#### Description of the task
Check each line of the listing below for the string "styles", and copy the ones that have it.
*** Records ***
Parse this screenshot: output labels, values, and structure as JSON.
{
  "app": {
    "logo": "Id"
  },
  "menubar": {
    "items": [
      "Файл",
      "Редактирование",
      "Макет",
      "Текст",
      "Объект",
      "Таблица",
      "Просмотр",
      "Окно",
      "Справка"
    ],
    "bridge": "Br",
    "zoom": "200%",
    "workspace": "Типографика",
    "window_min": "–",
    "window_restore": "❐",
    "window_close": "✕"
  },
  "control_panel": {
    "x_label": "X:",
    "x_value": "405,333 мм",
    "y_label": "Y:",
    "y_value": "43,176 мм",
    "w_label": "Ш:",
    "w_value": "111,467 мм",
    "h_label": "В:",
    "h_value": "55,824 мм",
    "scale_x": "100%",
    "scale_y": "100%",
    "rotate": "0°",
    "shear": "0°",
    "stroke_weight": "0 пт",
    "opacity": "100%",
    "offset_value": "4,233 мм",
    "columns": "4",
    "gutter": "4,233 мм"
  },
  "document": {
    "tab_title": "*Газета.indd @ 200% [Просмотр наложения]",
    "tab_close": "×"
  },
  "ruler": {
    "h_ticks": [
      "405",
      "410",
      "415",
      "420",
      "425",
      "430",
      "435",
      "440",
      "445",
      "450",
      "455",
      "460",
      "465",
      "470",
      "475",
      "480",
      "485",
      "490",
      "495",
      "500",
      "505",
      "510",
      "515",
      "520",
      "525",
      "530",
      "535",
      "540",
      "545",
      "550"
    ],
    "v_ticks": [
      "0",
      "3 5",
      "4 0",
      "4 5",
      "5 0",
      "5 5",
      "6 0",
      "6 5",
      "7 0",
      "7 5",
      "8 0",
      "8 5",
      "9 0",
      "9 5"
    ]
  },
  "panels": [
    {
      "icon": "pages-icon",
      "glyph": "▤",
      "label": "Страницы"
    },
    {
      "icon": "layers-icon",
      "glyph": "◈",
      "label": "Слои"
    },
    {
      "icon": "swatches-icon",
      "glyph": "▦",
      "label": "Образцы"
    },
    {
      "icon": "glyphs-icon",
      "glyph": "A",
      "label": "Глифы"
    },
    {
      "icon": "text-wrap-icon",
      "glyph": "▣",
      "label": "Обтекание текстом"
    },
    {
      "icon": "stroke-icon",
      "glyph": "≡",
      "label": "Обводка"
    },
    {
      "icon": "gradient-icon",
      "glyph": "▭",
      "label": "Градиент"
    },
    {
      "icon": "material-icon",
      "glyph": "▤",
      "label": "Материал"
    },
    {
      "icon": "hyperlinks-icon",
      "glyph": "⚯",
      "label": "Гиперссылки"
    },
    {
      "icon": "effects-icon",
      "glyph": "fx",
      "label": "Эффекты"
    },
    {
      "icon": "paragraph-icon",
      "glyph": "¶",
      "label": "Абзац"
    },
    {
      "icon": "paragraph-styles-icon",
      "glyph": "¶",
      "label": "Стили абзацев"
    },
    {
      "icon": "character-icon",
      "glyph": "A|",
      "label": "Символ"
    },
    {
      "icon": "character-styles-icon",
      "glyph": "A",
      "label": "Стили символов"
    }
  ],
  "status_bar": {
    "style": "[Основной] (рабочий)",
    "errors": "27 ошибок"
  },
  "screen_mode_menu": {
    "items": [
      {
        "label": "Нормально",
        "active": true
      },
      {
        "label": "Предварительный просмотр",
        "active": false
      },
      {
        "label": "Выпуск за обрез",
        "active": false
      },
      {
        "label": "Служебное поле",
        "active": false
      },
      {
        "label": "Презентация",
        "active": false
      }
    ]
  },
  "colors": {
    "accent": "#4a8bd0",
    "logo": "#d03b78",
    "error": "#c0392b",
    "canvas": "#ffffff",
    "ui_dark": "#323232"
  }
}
***
#### Problem solution
      "icon": "paragraph-styles-icon",
      "icon": "character-styles-icon",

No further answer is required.